• Given text
SK: I am an optimist by nature, you need to be, to be in our industry and high tech world. Because there are many years that things do not look that good, and you have to go through them, plow through them, so I am an optimist. I do believe semi and electronics are well poised for the next decade or so. I'm not the only one saying that, there are many other people saying that as well. There are some real genuine, factual data points to support that statement. You look at how much the industry has grown in this year, or last year, and expectations for growth are continuing for the next three to five years, at least and maybe the next decade or so. I'm very optimistic about the whole industry in general.

Certainly when it comes to CyberOptics, where I have more control, we are very optimistic about our future. We actually have outdone the market for the last five years or so. If you look at our actual financials, we have done better than what semi and electronics as a whole have done this year.

• Material supplied

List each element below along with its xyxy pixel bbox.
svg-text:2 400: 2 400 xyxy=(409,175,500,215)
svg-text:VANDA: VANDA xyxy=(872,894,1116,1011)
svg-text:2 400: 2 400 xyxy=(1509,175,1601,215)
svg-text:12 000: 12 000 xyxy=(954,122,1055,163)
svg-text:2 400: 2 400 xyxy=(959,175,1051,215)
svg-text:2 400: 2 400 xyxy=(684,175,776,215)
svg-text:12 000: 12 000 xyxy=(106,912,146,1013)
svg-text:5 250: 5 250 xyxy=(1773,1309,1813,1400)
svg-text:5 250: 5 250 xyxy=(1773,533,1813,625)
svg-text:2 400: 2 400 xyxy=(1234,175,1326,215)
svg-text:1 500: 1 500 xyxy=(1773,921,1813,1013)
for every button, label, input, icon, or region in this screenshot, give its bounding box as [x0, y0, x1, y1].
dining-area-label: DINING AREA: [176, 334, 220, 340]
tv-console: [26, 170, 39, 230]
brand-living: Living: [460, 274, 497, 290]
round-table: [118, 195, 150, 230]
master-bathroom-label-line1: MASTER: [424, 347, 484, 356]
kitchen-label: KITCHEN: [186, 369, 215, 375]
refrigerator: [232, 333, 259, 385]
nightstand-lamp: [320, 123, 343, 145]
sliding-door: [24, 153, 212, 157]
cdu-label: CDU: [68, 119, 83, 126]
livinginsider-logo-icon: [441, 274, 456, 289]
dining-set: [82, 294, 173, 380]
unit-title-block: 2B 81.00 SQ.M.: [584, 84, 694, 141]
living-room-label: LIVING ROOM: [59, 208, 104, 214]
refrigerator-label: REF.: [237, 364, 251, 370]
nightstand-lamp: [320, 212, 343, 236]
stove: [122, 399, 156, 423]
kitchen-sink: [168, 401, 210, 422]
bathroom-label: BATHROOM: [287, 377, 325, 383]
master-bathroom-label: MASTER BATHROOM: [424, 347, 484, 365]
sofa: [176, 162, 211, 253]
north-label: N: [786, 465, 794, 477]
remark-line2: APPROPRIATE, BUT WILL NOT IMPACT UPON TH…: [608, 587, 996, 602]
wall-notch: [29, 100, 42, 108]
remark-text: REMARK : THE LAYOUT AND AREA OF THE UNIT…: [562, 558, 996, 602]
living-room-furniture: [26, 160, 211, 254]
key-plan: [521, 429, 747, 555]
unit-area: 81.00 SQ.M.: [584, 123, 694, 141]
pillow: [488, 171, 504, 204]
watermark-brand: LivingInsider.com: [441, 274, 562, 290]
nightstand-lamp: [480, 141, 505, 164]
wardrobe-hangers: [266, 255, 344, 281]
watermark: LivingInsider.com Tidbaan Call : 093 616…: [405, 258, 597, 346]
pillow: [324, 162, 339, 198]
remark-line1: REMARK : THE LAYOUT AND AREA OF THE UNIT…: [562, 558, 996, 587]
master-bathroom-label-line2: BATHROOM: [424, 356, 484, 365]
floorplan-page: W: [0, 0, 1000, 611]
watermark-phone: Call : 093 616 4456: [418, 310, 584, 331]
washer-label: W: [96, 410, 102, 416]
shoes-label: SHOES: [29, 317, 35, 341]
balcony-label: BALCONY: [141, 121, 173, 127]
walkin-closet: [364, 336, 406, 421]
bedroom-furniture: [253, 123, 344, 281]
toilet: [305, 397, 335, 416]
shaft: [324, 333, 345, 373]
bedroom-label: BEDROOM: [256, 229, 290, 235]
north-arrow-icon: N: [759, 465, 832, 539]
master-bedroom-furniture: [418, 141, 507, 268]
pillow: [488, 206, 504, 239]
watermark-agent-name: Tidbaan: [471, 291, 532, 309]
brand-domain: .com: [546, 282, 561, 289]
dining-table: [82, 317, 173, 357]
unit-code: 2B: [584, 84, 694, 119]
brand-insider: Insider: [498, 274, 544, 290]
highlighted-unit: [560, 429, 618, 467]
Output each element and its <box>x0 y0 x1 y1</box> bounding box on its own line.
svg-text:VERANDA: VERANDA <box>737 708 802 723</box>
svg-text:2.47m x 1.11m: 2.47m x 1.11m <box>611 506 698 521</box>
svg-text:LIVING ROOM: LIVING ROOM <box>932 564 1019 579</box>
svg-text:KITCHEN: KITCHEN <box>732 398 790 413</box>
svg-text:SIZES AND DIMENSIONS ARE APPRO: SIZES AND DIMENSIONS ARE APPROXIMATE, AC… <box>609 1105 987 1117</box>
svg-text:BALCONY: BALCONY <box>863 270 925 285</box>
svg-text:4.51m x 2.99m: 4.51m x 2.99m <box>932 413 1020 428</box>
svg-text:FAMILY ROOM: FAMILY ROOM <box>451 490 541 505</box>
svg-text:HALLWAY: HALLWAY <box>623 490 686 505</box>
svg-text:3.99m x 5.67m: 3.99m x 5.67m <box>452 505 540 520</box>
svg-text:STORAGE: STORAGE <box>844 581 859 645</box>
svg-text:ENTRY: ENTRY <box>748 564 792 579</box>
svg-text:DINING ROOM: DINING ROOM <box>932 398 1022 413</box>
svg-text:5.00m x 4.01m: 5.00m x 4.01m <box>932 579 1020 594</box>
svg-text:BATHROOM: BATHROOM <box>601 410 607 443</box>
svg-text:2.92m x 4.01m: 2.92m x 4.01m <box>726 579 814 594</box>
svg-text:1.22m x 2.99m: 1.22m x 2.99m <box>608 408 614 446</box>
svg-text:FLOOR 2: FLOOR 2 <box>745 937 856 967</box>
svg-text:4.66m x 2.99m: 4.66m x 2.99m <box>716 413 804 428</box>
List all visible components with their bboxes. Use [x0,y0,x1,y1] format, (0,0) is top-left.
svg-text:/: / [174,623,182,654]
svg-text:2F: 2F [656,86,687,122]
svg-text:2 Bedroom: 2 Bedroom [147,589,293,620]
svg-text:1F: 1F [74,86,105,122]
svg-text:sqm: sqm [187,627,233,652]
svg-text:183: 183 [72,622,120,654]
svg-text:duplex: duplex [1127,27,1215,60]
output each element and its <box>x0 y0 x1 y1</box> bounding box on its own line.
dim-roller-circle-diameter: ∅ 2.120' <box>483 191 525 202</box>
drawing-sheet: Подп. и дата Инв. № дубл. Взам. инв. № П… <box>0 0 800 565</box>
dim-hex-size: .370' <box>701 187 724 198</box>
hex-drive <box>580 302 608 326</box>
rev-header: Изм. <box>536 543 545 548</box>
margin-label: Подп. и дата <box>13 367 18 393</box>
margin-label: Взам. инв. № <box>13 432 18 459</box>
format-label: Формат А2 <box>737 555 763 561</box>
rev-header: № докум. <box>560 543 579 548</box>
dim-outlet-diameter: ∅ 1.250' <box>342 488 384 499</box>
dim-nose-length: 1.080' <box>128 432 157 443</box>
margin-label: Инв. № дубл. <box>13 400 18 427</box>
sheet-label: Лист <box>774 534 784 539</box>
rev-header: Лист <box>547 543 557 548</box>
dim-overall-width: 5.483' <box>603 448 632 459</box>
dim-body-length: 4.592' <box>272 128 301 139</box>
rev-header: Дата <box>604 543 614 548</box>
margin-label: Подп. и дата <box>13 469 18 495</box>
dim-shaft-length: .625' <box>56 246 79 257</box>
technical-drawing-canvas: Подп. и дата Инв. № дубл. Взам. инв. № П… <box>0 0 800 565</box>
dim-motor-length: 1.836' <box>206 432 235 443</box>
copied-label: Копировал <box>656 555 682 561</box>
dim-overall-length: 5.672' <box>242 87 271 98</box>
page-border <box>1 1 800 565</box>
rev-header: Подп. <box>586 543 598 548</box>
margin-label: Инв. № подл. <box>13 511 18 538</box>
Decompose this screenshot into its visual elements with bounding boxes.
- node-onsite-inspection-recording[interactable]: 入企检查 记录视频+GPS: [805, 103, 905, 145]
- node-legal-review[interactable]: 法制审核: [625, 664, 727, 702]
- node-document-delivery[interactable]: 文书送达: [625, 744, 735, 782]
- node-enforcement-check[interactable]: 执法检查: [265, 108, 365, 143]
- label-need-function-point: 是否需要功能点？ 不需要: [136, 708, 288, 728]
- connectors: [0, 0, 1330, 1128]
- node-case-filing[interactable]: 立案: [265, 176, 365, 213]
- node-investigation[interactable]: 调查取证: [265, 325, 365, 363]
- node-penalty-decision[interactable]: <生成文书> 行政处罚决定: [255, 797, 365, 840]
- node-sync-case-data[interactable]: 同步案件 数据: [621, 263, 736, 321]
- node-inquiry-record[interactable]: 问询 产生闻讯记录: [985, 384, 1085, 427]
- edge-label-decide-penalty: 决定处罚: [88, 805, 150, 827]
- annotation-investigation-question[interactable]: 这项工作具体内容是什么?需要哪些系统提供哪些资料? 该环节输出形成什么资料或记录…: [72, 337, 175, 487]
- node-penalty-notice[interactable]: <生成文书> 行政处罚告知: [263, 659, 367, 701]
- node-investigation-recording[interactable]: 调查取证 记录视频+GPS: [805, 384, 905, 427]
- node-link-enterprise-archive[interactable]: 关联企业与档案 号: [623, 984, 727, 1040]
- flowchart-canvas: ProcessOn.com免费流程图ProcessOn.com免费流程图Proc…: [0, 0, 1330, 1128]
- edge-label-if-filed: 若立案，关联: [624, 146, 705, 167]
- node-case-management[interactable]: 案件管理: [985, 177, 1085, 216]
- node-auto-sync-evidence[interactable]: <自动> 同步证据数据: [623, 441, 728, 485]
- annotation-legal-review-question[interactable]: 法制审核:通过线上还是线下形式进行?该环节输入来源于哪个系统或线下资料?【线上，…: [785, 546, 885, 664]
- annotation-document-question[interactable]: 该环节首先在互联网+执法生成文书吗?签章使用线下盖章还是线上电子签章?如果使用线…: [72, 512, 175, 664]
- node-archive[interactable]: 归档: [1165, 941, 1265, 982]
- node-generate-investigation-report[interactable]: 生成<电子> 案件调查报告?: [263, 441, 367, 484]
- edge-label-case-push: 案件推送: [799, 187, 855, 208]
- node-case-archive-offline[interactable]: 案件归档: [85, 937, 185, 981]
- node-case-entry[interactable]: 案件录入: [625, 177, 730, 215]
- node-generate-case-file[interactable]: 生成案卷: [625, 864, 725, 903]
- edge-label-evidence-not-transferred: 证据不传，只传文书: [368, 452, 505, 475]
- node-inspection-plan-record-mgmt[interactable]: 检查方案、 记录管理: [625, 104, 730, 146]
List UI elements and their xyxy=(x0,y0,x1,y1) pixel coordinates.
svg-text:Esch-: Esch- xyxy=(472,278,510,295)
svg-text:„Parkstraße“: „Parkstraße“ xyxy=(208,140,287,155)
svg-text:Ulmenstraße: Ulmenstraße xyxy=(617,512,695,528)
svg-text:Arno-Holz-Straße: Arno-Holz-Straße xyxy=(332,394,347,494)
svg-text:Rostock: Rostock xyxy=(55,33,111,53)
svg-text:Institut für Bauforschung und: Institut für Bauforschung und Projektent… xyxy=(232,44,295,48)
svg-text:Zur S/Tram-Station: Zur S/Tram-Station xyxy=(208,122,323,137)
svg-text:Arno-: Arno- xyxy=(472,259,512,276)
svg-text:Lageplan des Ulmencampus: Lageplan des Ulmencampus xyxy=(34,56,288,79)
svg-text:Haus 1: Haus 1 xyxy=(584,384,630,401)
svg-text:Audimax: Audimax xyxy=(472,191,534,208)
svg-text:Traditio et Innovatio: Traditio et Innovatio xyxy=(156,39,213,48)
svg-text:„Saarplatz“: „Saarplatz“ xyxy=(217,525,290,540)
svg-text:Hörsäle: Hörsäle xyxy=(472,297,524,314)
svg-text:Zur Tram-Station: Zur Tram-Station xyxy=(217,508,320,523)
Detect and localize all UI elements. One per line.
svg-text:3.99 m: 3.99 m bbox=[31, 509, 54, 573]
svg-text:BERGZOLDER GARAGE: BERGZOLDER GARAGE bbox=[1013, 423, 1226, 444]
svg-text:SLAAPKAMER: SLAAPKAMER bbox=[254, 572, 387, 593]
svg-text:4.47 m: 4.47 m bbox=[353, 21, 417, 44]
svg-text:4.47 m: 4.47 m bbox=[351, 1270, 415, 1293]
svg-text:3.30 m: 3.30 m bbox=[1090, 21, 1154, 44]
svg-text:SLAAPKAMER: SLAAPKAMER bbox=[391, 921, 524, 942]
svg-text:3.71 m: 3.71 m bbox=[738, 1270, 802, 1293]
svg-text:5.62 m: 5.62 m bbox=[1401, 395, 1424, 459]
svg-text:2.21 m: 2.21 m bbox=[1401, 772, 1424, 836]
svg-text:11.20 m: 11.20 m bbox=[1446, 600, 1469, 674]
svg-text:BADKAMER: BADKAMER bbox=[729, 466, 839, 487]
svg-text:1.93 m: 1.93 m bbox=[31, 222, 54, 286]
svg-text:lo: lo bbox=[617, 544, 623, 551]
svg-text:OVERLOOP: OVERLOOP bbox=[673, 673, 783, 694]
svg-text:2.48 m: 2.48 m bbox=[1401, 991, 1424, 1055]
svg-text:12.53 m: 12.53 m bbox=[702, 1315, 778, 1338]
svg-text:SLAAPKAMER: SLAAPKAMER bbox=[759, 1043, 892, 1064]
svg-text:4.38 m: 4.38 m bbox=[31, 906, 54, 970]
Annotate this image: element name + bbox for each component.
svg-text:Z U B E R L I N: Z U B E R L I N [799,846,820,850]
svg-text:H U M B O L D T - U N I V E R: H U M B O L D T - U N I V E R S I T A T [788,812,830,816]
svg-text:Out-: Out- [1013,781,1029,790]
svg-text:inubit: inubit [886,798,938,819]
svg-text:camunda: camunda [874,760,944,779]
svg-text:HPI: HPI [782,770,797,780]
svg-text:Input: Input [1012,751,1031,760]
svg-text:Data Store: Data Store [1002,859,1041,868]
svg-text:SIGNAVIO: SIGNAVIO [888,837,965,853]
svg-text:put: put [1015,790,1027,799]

• Required tasks
A: Translate this sentence from the interview on the semiconductor and electronics outlook into Spanish: "Certainly when it comes to CyberOptics, where I have more control, we are very optimistic about our future."
B: Quote in full every sentence of the interview on the semiconductor and electronics outlook that contains the word "optimist" or "optimistic."
C: Carry the interview on the semiconductor and electronics outlook forward from its last sentence, keeping the speaker's conversational voice.

• Answers provided
A: Ciertamente, en lo que respecta a CyberOptics, donde tengo más control, somos muy optimistas sobre nuestro futuro.

B:
- "I am an optimist by nature, you need to be, to be in our industry and high tech world."
- "Because there are many years that things do not look that good, and you have to go through them, plow through them, so I am an optimist."
- "I'm very optimistic about the whole industry in general."
- "Certainly when it comes to CyberOptics, where I have more control, we are very optimistic about our future."

C:
Last year, we grew about 18%. This year analysts are expecting us to grow about 30% or so. Next year, we do not put out forward guidance, but clearly, given the backdrop of the industry, we expect us to continue to grow profitably for the next decade or so. I feel very good about how as a company we have done financially, but financial is just one part of it. I look at the morale of employees; I look at our employee headcount, the diversity among employees. I believe we are firing on multiple cylinders at the same time. Our headcount is increasing, our diversity is increasing, I feel we are better integrated with our broader society at large, if you will, and moving in the right direction. Not only as the whole semi electronics industry, but also certainly as a company. I am very optimistic about the next few years here.

MK: Excellent. You know, there are people who are not in business that do not understand this, but growth is challenging. Growth has a unique set of challenges, probably even greater than negative growth. If a company is if a company is contracting, its cash flow actually gets a little better, right, because they're not investing all that cash into growth and growth is, I find extremely challenging, particularly too much growth. To be able to, in a pandemic environment, to manage a double-digit growth really says a lot about the company and the leadership of that company. As I said earlier, just a unique challenge on its own. So anything new coming out of CyberOptics? You do not have to get into too much specificity. Are there new avenues? Are there new market segments that you are looking to get into?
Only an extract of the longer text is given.